EXERCISE -
Please determine how many lines of the material include the word "this", and respond with nothing but that number.
[DATA TO USE start]
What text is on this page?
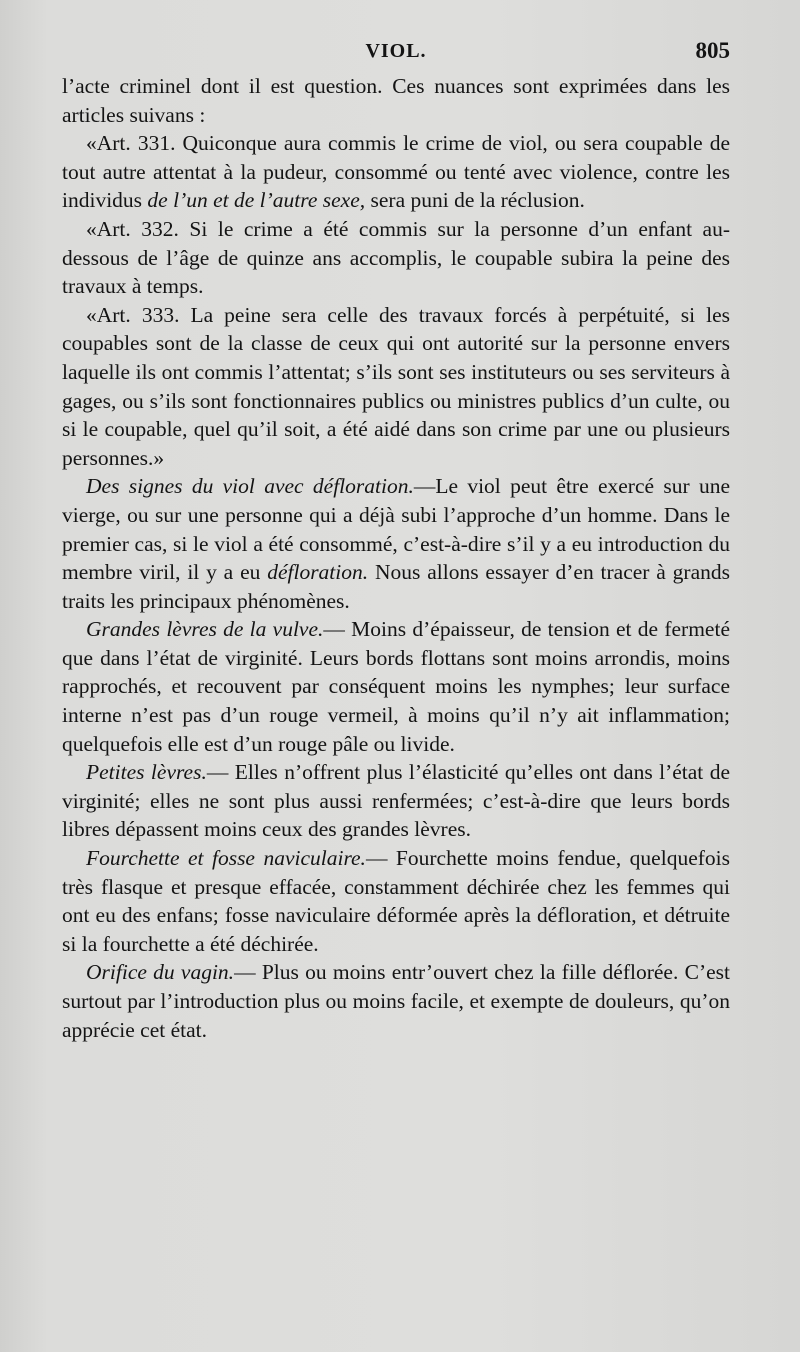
VIOL.	805

l’acte criminel dont il est question. Ces nuances sont exprimées dans les articles suivans :

«Art. 331. Quiconque aura commis le crime de viol, ou sera coupable de tout autre attentat à la pudeur, consommé ou tenté avec violence, contre les individus de l’un et de l’autre sexe, sera puni de la réclusion.

«Art. 332. Si le crime a été commis sur la personne d’un enfant au-dessous de l’âge de quinze ans accomplis, le coupable subira la peine des travaux à temps.

«Art. 333. La peine sera celle des travaux forcés à perpétuité, si les coupables sont de la classe de ceux qui ont autorité sur la personne envers laquelle ils ont commis l’attentat; s’ils sont ses instituteurs ou ses serviteurs à gages, ou s’ils sont fonctionnaires publics ou ministres publics d’un culte, ou si le coupable, quel qu’il soit, a été aidé dans son crime par une ou plusieurs personnes.»

Des signes du viol avec défloration.—Le viol peut être exercé sur une vierge, ou sur une personne qui a déjà subi l’approche d’un homme. Dans le premier cas, si le viol a été consommé, c’est-à-dire s’il y a eu introduction du membre viril, il y a eu défloration. Nous allons essayer d’en tracer à grands traits les principaux phénomènes.

Grandes lèvres de la vulve.— Moins d’épaisseur, de tension et de fermeté que dans l’état de virginité. Leurs bords flottans sont moins arrondis, moins rapprochés, et recouvent par conséquent moins les nymphes; leur surface interne n’est pas d’un rouge vermeil, à moins qu’il n’y ait inflammation; quelquefois elle est d’un rouge pâle ou livide.

Petites lèvres.— Elles n’offrent plus l’élasticité qu’elles ont dans l’état de virginité; elles ne sont plus aussi renfermées; c’est-à-dire que leurs bords libres dépassent moins ceux des grandes lèvres.

Fourchette et fosse naviculaire.— Fourchette moins fendue, quelquefois très flasque et presque effacée, constamment déchirée chez les femmes qui ont eu des enfans; fosse naviculaire déformée après la défloration, et détruite si la fourchette a été déchirée.

Orifice du vagin.— Plus ou moins entr’ouvert chez la fille déflorée. C’est surtout par l’introduction plus ou moins facile, et exempte de douleurs, qu’on apprécie cet état.
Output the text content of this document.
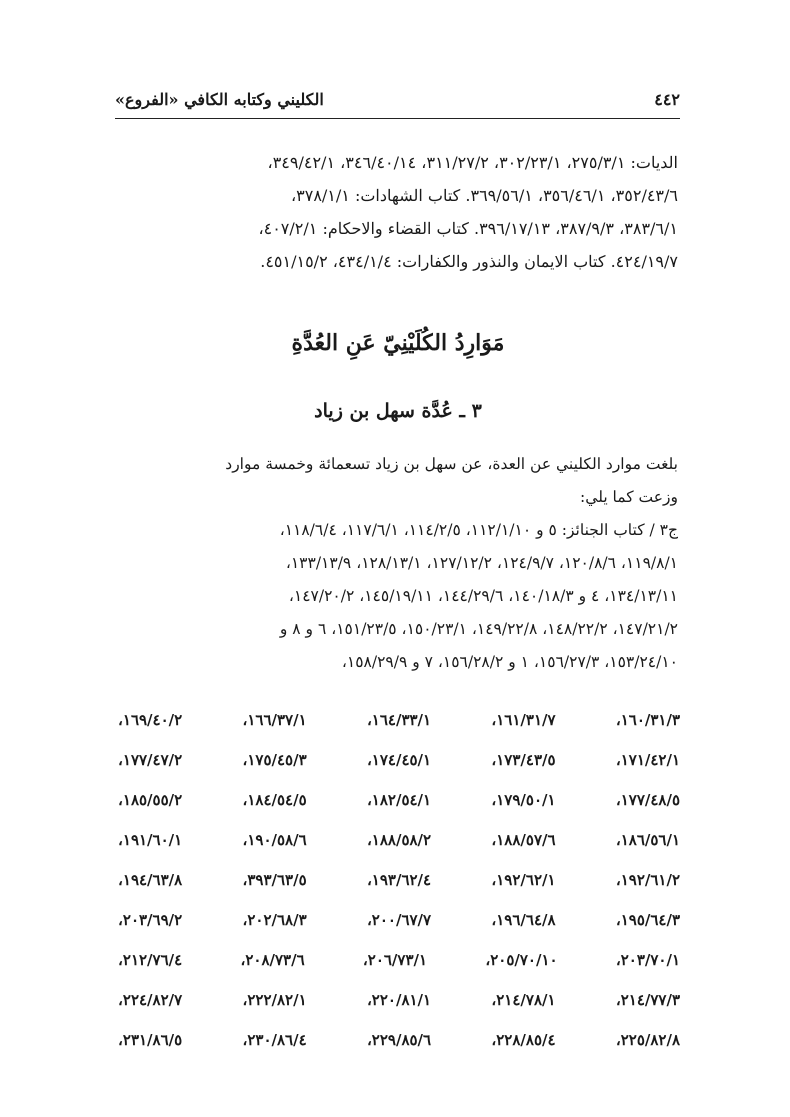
٤٤٢
الكليني وكتابه الكافي «الفروع»
الديات: ٢٧٥/٣/١، ٣٠٢/٢٣/١، ٣١١/٢٧/٢، ٣٤٦/٤٠/١٤، ٣٤٩/٤٢/١،
٣٥٢/٤٣/٦، ٣٥٦/٤٦/١، ٣٦٩/٥٦/١. كتاب الشهادات: ٣٧٨/١/١،
٣٨٣/٦/١، ٣٨٧/٩/٣، ٣٩٦/١٧/١٣. كتاب القضاء والاحكام: ٤٠٧/٢/١،
٤٢٤/١٩/٧. كتاب الايمان والنذور والكفارات: ٤٣٤/١/٤، ٤٥١/١٥/٢.
مَوَارِدُ الكُلَيْنِيّ عَنِ العُدَّةِ
٣ ـ عُدَّة سهل بن زياد
بلغت موارد الكليني عن العدة، عن سهل بن زياد تسعمائة وخمسة موارد
وزعت كما يلي:
ج٣ / كتاب الجنائز: ٥ و ١١٢/١/١٠، ١١٤/٢/٥، ١١٧/٦/١، ١١٨/٦/٤،
١١٩/٨/١، ١٢٠/٨/٦، ١٢٤/٩/٧، ١٢٧/١٢/٢، ١٢٨/١٣/١، ١٣٣/١٣/٩،
١٣٤/١٣/١١، ٤ و ١٤٠/١٨/٣، ١٤٤/٢٩/٦، ١٤٥/١٩/١١، ١٤٧/٢٠/٢،
١٤٧/٢١/٢، ١٤٨/٢٢/٢، ١٤٩/٢٢/٨، ١٥٠/٢٣/١، ١٥١/٢٣/٥، ٦ و ٨ و
١٥٣/٢٤/١٠، ١٥٦/٢٧/٣، ١ و ١٥٦/٢٨/٢، ٧ و ١٥٨/٢٩/٩،
١٦٠/٣١/٣،
١٦١/٣١/٧،
١٦٤/٣٣/١،
١٦٦/٣٧/١،
١٦٩/٤٠/٢،
١٧١/٤٢/١،
١٧٣/٤٣/٥،
١٧٤/٤٥/١،
١٧٥/٤٥/٣،
١٧٧/٤٧/٢،
١٧٧/٤٨/٥،
١٧٩/٥٠/١،
١٨٢/٥٤/١،
١٨٤/٥٤/٥،
١٨٥/٥٥/٢،
١٨٦/٥٦/١،
١٨٨/٥٧/٦،
١٨٨/٥٨/٢،
١٩٠/٥٨/٦،
١٩١/٦٠/١،
١٩٢/٦١/٢،
١٩٢/٦٢/١،
١٩٣/٦٢/٤،
٣٩٣/٦٣/٥،
١٩٤/٦٣/٨،
١٩٥/٦٤/٣،
١٩٦/٦٤/٨،
٢٠٠/٦٧/٧،
٢٠٢/٦٨/٣،
٢٠٣/٦٩/٢،
٢٠٣/٧٠/١،
٢٠٥/٧٠/١٠،
٢٠٦/٧٣/١،
٢٠٨/٧٣/٦،
٢١٢/٧٦/٤،
٢١٤/٧٧/٣،
٢١٤/٧٨/١،
٢٢٠/٨١/١،
٢٢٢/٨٢/١،
٢٢٤/٨٢/٧،
٢٢٥/٨٢/٨،
٢٢٨/٨٥/٤،
٢٢٩/٨٥/٦،
٢٣٠/٨٦/٤،
٢٣١/٨٦/٥،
[DATA TO USE end]
FINISHED EXERCISE -
2